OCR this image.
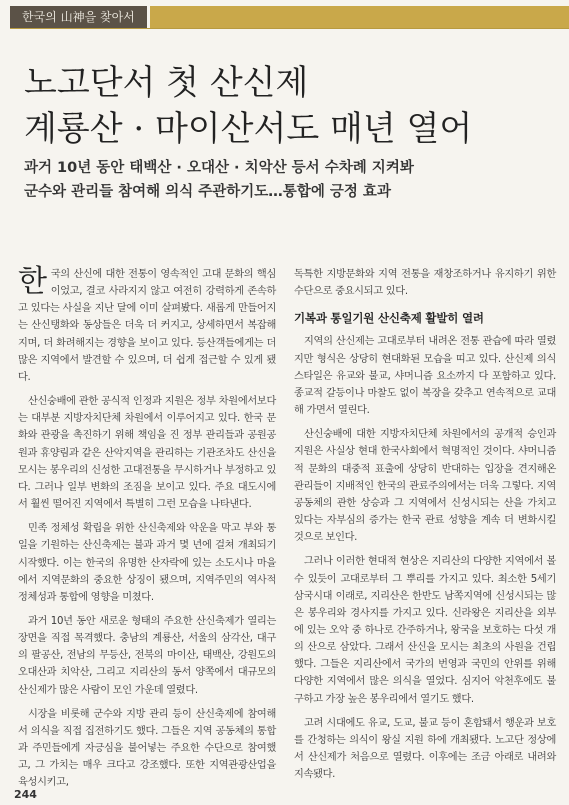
한국의 山神을 찾아서
노고단서 첫 산신제
계룡산 · 마이산서도 매년 열어
과거 10년 동안 태백산 · 오대산 · 치악산 등서 수차례 지켜봐
군수와 관리들 참여해 의식 주관하기도…통합에 긍정 효과

한국의 산신에 대한 전통이 영속적인 고대 문화의 핵심이었고, 결코 사라지지 않고 여전히 강력하게 존속하고 있다는 사실을 지난 달에 이미 살펴봤다. 새롭게 만들어지는 산신탱화와 동상들은 더욱 더 커지고, 상세하면서 복잡해지며, 더 화려해지는 경향을 보이고 있다. 등산객들에게는 더 많은 지역에서 발견할 수 있으며, 더 쉽게 접근할 수 있게 됐다.

산신숭배에 관한 공식적 인정과 지원은 정부 차원에서보다는 대부분 지방자치단체 차원에서 이루어지고 있다. 한국 문화와 관광을 촉진하기 위해 책임을 진 정부 관리들과 공원공원과 휴양림과 같은 산악지역을 관리하는 기관조차도 산신을 모시는 봉우리의 신성한 고대전통을 무시하거나 부정하고 있다. 그러나 일부 변화의 조짐을 보이고 있다. 주요 대도시에서 훨씬 떨어진 지역에서 특별히 그런 모습을 나타낸다.

민족 정체성 확립을 위한 산신축제와 악운을 막고 부와 통일을 기원하는 산신축제는 불과 과거 몇 년에 걸쳐 개최되기 시작했다. 이는 한국의 유명한 산자락에 있는 소도시나 마을에서 지역문화의 중요한 상징이 됐으며, 지역주민의 역사적 정체성과 통합에 영향을 미쳤다.

과거 10년 동안 새로운 형태의 주요한 산신축제가 열리는 장면을 직접 목격했다. 충남의 계룡산, 서울의 삼각산, 대구의 팔공산, 전남의 무등산, 전북의 마이산, 태백산, 강원도의 오대산과 치악산, 그리고 지리산의 동서 양쪽에서 대규모의 산신제가 많은 사람이 모인 가운데 열렸다.

시장을 비롯해 군수와 지방 관리 등이 산신축제에 참여해서 의식을 직접 집전하기도 했다. 그들은 지역 공동체의 통합과 주민들에게 자긍심을 불어넣는 주요한 수단으로 참여했고, 그 가치는 매우 크다고 강조했다. 또한 지역관광산업을 육성시키고,

독특한 지방문화와 지역 전통을 재창조하거나 유지하기 위한 수단으로 중요시되고 있다.

기복과 통일기원 산신축제 활발히 열려

지역의 산신제는 고대로부터 내려온 전통 관습에 따라 열렸지만 형식은 상당히 현대화된 모습을 띠고 있다. 산신제 의식 스타일은 유교와 불교, 샤머니즘 요소까지 다 포함하고 있다. 종교적 갈등이나 마찰도 없이 복장을 갖추고 연속적으로 교대해 가면서 열린다.

산신숭배에 대한 지방자치단체 차원에서의 공개적 승인과 지원은 사실상 현대 한국사회에서 혁명적인 것이다. 샤머니즘적 문화의 대중적 표출에 상당히 반대하는 입장을 견지해온 관리들이 지배적인 한국의 관료주의에서는 더욱 그렇다. 지역 공동체의 관한 상승과 그 지역에서 신성시되는 산을 가치고 있다는 자부심의 증가는 한국 관료 성향을 계속 더 변화시킬 것으로 보인다.

그러나 이러한 현대적 현상은 지리산의 다양한 지역에서 볼 수 있듯이 고대로부터 그 뿌리를 가지고 있다. 최소한 5세기 삼국시대 이래로, 지리산은 한반도 남쪽지역에 신성시되는 많은 봉우리와 경사지를 가지고 있다. 신라왕은 지리산을 외부에 있는 오악 중 하나로 간주하거나, 왕국을 보호하는 다섯 개의 산으로 삼았다. 그래서 산신을 모시는 최초의 사원을 건립했다. 그들은 지리산에서 국가의 번영과 국민의 안위를 위해 다양한 지역에서 많은 의식을 열었다. 심지어 악천후에도 불구하고 가장 높은 봉우리에서 열기도 했다.

고려 시대에도 유교, 도교, 불교 등이 혼합돼서 행운과 보호를 간청하는 의식이 왕실 지원 하에 개최됐다. 노고단 정상에서 산신제가 처음으로 열렸다. 이후에는 조금 아래로 내려와 지속됐다.

244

++++++

The data above needs to be retyped exactly, with the images left out.

EXERCISE RESPONSE
OCR this image.
한국의 山神을 찾아서
노고단서 첫 산신제
계룡산 · 마이산서도 매년 열어
과거 10년 동안 태백산 · 오대산 · 치악산 등서 수차례 지켜봐
군수와 관리들 참여해 의식 주관하기도…통합에 긍정 효과

한국의 산신에 대한 전통이 영속적인 고대 문화의 핵심이었고, 결코 사라지지 않고 여전히 강력하게 존속하고 있다는 사실을 지난 달에 이미 살펴봤다. 새롭게 만들어지는 산신탱화와 동상들은 더욱 더 커지고, 상세하면서 복잡해지며, 더 화려해지는 경향을 보이고 있다. 등산객들에게는 더 많은 지역에서 발견할 수 있으며, 더 쉽게 접근할 수 있게 됐다.

산신숭배에 관한 공식적 인정과 지원은 정부 차원에서보다는 대부분 지방자치단체 차원에서 이루어지고 있다. 한국 문화와 관광을 촉진하기 위해 책임을 진 정부 관리들과 공원공원과 휴양림과 같은 산악지역을 관리하는 기관조차도 산신을 모시는 봉우리의 신성한 고대전통을 무시하거나 부정하고 있다. 그러나 일부 변화의 조짐을 보이고 있다. 주요 대도시에서 훨씬 떨어진 지역에서 특별히 그런 모습을 나타낸다.

민족 정체성 확립을 위한 산신축제와 악운을 막고 부와 통일을 기원하는 산신축제는 불과 과거 몇 년에 걸쳐 개최되기 시작했다. 이는 한국의 유명한 산자락에 있는 소도시나 마을에서 지역문화의 중요한 상징이 됐으며, 지역주민의 역사적 정체성과 통합에 영향을 미쳤다.

과거 10년 동안 새로운 형태의 주요한 산신축제가 열리는 장면을 직접 목격했다. 충남의 계룡산, 서울의 삼각산, 대구의 팔공산, 전남의 무등산, 전북의 마이산, 태백산, 강원도의 오대산과 치악산, 그리고 지리산의 동서 양쪽에서 대규모의 산신제가 많은 사람이 모인 가운데 열렸다.

시장을 비롯해 군수와 지방 관리 등이 산신축제에 참여해서 의식을 직접 집전하기도 했다. 그들은 지역 공동체의 통합과 주민들에게 자긍심을 불어넣는 주요한 수단으로 참여했고, 그 가치는 매우 크다고 강조했다. 또한 지역관광산업을 육성시키고,

독특한 지방문화와 지역 전통을 재창조하거나 유지하기 위한 수단으로 중요시되고 있다.

기복과 통일기원 산신축제 활발히 열려

지역의 산신제는 고대로부터 내려온 전통 관습에 따라 열렸지만 형식은 상당히 현대화된 모습을 띠고 있다. 산신제 의식 스타일은 유교와 불교, 샤머니즘 요소까지 다 포함하고 있다. 종교적 갈등이나 마찰도 없이 복장을 갖추고 연속적으로 교대해 가면서 열린다.

산신숭배에 대한 지방자치단체 차원에서의 공개적 승인과 지원은 사실상 현대 한국사회에서 혁명적인 것이다. 샤머니즘적 문화의 대중적 표출에 상당히 반대하는 입장을 견지해온 관리들이 지배적인 한국의 관료주의에서는 더욱 그렇다. 지역 공동체의 관한 상승과 그 지역에서 신성시되는 산을 가치고 있다는 자부심의 증가는 한국 관료 성향을 계속 더 변화시킬 것으로 보인다.

그러나 이러한 현대적 현상은 지리산의 다양한 지역에서 볼 수 있듯이 고대로부터 그 뿌리를 가지고 있다. 최소한 5세기 삼국시대 이래로, 지리산은 한반도 남쪽지역에 신성시되는 많은 봉우리와 경사지를 가지고 있다. 신라왕은 지리산을 외부에 있는 오악 중 하나로 간주하거나, 왕국을 보호하는 다섯 개의 산으로 삼았다. 그래서 산신을 모시는 최초의 사원을 건립했다. 그들은 지리산에서 국가의 번영과 국민의 안위를 위해 다양한 지역에서 많은 의식을 열었다. 심지어 악천후에도 불구하고 가장 높은 봉우리에서 열기도 했다.

고려 시대에도 유교, 도교, 불교 등이 혼합돼서 행운과 보호를 간청하는 의식이 왕실 지원 하에 개최됐다. 노고단 정상에서 산신제가 처음으로 열렸다. 이후에는 조금 아래로 내려와 지속됐다.

244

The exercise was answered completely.